'''

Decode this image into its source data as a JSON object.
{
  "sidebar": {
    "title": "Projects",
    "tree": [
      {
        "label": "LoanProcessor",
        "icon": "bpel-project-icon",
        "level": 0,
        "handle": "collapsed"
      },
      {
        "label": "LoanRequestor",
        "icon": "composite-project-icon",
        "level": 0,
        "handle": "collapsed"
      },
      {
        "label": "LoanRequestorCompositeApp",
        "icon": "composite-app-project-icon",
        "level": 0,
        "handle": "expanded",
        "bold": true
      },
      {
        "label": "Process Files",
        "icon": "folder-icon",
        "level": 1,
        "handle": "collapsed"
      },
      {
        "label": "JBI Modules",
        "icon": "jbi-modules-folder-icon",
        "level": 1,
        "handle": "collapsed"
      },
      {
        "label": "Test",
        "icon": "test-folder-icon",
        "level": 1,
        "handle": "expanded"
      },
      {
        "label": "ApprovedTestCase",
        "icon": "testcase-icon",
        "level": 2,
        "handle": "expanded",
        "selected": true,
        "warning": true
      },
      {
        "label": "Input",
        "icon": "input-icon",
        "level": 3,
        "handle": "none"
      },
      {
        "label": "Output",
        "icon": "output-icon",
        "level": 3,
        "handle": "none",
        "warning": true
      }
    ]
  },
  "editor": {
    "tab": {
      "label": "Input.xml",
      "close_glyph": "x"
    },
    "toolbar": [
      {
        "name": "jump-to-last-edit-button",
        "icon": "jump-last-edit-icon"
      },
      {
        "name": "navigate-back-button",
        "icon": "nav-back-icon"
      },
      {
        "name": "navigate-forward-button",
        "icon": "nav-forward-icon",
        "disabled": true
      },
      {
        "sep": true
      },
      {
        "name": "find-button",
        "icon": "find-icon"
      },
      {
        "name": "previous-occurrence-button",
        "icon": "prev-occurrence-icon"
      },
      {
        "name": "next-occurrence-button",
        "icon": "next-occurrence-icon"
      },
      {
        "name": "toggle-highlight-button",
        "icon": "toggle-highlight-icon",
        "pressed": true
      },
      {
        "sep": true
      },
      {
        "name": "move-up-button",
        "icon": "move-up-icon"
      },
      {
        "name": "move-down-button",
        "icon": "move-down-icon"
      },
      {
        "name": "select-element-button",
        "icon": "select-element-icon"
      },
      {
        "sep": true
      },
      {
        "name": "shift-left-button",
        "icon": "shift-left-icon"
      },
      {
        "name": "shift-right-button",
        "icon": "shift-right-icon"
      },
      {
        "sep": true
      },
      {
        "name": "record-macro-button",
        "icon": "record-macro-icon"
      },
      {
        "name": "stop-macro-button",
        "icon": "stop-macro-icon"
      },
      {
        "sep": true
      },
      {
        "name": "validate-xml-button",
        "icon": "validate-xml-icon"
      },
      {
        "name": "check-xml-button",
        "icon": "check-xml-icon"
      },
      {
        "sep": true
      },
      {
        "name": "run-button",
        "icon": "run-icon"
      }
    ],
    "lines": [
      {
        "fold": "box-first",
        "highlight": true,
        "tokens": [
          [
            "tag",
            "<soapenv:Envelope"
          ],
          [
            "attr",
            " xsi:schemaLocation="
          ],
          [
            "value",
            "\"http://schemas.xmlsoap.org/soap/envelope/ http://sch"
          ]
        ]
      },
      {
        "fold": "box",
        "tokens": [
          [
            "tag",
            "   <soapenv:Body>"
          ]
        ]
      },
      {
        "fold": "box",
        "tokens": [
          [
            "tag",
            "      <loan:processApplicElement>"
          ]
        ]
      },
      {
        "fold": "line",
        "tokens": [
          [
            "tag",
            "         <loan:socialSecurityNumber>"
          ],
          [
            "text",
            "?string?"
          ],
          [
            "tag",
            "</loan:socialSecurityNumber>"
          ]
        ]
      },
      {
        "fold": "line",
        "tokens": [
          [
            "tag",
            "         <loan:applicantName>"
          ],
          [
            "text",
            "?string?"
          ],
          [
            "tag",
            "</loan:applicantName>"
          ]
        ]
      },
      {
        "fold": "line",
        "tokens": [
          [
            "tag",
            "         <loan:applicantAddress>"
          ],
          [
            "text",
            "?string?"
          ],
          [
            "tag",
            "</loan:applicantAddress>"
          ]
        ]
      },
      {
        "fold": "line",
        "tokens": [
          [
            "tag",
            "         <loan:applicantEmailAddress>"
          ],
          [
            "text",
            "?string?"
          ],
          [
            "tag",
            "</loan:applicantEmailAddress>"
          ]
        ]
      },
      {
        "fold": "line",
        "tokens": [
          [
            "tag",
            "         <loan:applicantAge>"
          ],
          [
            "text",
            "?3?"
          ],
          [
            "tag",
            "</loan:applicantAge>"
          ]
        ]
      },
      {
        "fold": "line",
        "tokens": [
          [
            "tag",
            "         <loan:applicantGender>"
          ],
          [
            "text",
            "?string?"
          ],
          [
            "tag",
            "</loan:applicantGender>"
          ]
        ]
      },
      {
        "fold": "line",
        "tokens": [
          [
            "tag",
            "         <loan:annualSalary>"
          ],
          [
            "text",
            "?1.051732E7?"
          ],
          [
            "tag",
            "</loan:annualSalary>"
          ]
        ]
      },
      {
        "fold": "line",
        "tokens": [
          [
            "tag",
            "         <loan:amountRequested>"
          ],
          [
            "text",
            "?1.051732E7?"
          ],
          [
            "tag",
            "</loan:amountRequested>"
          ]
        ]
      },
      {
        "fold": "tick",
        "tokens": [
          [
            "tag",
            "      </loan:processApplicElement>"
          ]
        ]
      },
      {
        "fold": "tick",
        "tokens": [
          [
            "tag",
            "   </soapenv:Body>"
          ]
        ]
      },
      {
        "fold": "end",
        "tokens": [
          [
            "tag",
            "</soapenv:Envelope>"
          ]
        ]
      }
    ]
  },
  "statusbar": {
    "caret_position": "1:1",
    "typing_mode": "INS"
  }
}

'''

• _DIRECTION_
Would you give the material above again, complete and exact?

• _EXERCISE RESPONSE_
Decode this image into its source data as a JSON object.
{
  "sidebar": {
    "title": "Projects",
    "tree": [
      {
        "label": "LoanProcessor",
        "icon": "bpel-project-icon",
        "level": 0,
        "handle": "collapsed"
      },
      {
        "label": "LoanRequestor",
        "icon": "composite-project-icon",
        "level": 0,
        "handle": "collapsed"
      },
      {
        "label": "LoanRequestorCompositeApp",
        "icon": "composite-app-project-icon",
        "level": 0,
        "handle": "expanded",
        "bold": true
      },
      {
        "label": "Process Files",
        "icon": "folder-icon",
        "level": 1,
        "handle": "collapsed"
      },
      {
        "label": "JBI Modules",
        "icon": "jbi-modules-folder-icon",
        "level": 1,
        "handle": "collapsed"
      },
      {
        "label": "Test",
        "icon": "test-folder-icon",
        "level": 1,
        "handle": "expanded"
      },
      {
        "label": "ApprovedTestCase",
        "icon": "testcase-icon",
        "level": 2,
        "handle": "expanded",
        "selected": true,
        "warning": true
      },
      {
        "label": "Input",
        "icon": "input-icon",
        "level": 3,
        "handle": "none"
      },
      {
        "label": "Output",
        "icon": "output-icon",
        "level": 3,
        "handle": "none",
        "warning": true
      }
    ]
  },
  "editor": {
    "tab": {
      "label": "Input.xml",
      "close_glyph": "x"
    },
    "toolbar": [
      {
        "name": "jump-to-last-edit-button",
        "icon": "jump-last-edit-icon"
      },
      {
        "name": "navigate-back-button",
        "icon": "nav-back-icon"
      },
      {
        "name": "navigate-forward-button",
        "icon": "nav-forward-icon",
        "disabled": true
      },
      {
        "sep": true
      },
      {
        "name": "find-button",
        "icon": "find-icon"
      },
      {
        "name": "previous-occurrence-button",
        "icon": "prev-occurrence-icon"
      },
      {
        "name": "next-occurrence-button",
        "icon": "next-occurrence-icon"
      },
      {
        "name": "toggle-highlight-button",
        "icon": "toggle-highlight-icon",
        "pressed": true
      },
      {
        "sep": true
      },
      {
        "name": "move-up-button",
        "icon": "move-up-icon"
      },
      {
        "name": "move-down-button",
        "icon": "move-down-icon"
      },
      {
        "name": "select-element-button",
        "icon": "select-element-icon"
      },
      {
        "sep": true
      },
      {
        "name": "shift-left-button",
        "icon": "shift-left-icon"
      },
      {
        "name": "shift-right-button",
        "icon": "shift-right-icon"
      },
      {
        "sep": true
      },
      {
        "name": "record-macro-button",
        "icon": "record-macro-icon"
      },
      {
        "name": "stop-macro-button",
        "icon": "stop-macro-icon"
      },
      {
        "sep": true
      },
      {
        "name": "validate-xml-button",
        "icon": "validate-xml-icon"
      },
      {
        "name": "check-xml-button",
        "icon": "check-xml-icon"
      },
      {
        "sep": true
      },
      {
        "name": "run-button",
        "icon": "run-icon"
      }
    ],
    "lines": [
      {
        "fold": "box-first",
        "highlight": true,
        "tokens": [
          [
            "tag",
            "<soapenv:Envelope"
          ],
          [
            "attr",
            " xsi:schemaLocation="
          ],
          [
            "value",
            "\"http://schemas.xmlsoap.org/soap/envelope/ http://sch"
          ]
        ]
      },
      {
        "fold": "box",
        "tokens": [
          [
            "tag",
            "   <soapenv:Body>"
          ]
        ]
      },
      {
        "fold": "box",
        "tokens": [
          [
            "tag",
            "      <loan:processApplicElement>"
          ]
        ]
      },
      {
        "fold": "line",
        "tokens": [
          [
            "tag",
            "         <loan:socialSecurityNumber>"
          ],
          [
            "text",
            "?string?"
          ],
          [
            "tag",
            "</loan:socialSecurityNumber>"
          ]
        ]
      },
      {
        "fold": "line",
        "tokens": [
          [
            "tag",
            "         <loan:applicantName>"
          ],
          [
            "text",
            "?string?"
          ],
          [
            "tag",
            "</loan:applicantName>"
          ]
        ]
      },
      {
        "fold": "line",
        "tokens": [
          [
            "tag",
            "         <loan:applicantAddress>"
          ],
          [
            "text",
            "?string?"
          ],
          [
            "tag",
            "</loan:applicantAddress>"
          ]
        ]
      },
      {
        "fold": "line",
        "tokens": [
          [
            "tag",
            "         <loan:applicantEmailAddress>"
          ],
          [
            "text",
            "?string?"
          ],
          [
            "tag",
            "</loan:applicantEmailAddress>"
          ]
        ]
      },
      {
        "fold": "line",
        "tokens": [
          [
            "tag",
            "         <loan:applicantAge>"
          ],
          [
            "text",
            "?3?"
          ],
          [
            "tag",
            "</loan:applicantAge>"
          ]
        ]
      },
      {
        "fold": "line",
        "tokens": [
          [
            "tag",
            "         <loan:applicantGender>"
          ],
          [
            "text",
            "?string?"
          ],
          [
            "tag",
            "</loan:applicantGender>"
          ]
        ]
      },
      {
        "fold": "line",
        "tokens": [
          [
            "tag",
            "         <loan:annualSalary>"
          ],
          [
            "text",
            "?1.051732E7?"
          ],
          [
            "tag",
            "</loan:annualSalary>"
          ]
        ]
      },
      {
        "fold": "line",
        "tokens": [
          [
            "tag",
            "         <loan:amountRequested>"
          ],
          [
            "text",
            "?1.051732E7?"
          ],
          [
            "tag",
            "</loan:amountRequested>"
          ]
        ]
      },
      {
        "fold": "tick",
        "tokens": [
          [
            "tag",
            "      </loan:processApplicElement>"
          ]
        ]
      },
      {
        "fold": "tick",
        "tokens": [
          [
            "tag",
            "   </soapenv:Body>"
          ]
        ]
      },
      {
        "fold": "end",
        "tokens": [
          [
            "tag",
            "</soapenv:Envelope>"
          ]
        ]
      }
    ]
  },
  "statusbar": {
    "caret_position": "1:1",
    "typing_mode": "INS"
  }
}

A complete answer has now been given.